◆ Task description: Retype all of the data exactly as given.

◆ Items listed in a dataset:
========================

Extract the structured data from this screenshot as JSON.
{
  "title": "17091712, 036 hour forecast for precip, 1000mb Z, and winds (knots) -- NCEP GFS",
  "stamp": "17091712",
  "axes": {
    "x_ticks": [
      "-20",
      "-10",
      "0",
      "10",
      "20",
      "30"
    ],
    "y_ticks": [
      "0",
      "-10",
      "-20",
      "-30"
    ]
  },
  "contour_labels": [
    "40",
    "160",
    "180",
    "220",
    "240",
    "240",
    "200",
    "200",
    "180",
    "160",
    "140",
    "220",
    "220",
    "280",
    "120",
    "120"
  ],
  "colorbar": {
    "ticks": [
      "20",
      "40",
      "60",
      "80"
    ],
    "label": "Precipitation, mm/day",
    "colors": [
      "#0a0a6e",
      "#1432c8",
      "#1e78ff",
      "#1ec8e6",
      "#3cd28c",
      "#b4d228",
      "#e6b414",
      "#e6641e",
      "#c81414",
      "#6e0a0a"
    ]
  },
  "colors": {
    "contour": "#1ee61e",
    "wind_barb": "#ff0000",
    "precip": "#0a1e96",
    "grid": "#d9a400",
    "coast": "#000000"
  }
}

========================

◆ Finished task:
Extract the structured data from this screenshot as JSON.
{
  "title": "17091712, 036 hour forecast for precip, 1000mb Z, and winds (knots) -- NCEP GFS",
  "stamp": "17091712",
  "axes": {
    "x_ticks": [
      "-20",
      "-10",
      "0",
      "10",
      "20",
      "30"
    ],
    "y_ticks": [
      "0",
      "-10",
      "-20",
      "-30"
    ]
  },
  "contour_labels": [
    "40",
    "160",
    "180",
    "220",
    "240",
    "240",
    "200",
    "200",
    "180",
    "160",
    "140",
    "220",
    "220",
    "280",
    "120",
    "120"
  ],
  "colorbar": {
    "ticks": [
      "20",
      "40",
      "60",
      "80"
    ],
    "label": "Precipitation, mm/day",
    "colors": [
      "#0a0a6e",
      "#1432c8",
      "#1e78ff",
      "#1ec8e6",
      "#3cd28c",
      "#b4d228",
      "#e6b414",
      "#e6641e",
      "#c81414",
      "#6e0a0a"
    ]
  },
  "colors": {
    "contour": "#1ee61e",
    "wind_barb": "#ff0000",
    "precip": "#0a1e96",
    "grid": "#d9a400",
    "coast": "#000000"
  }
}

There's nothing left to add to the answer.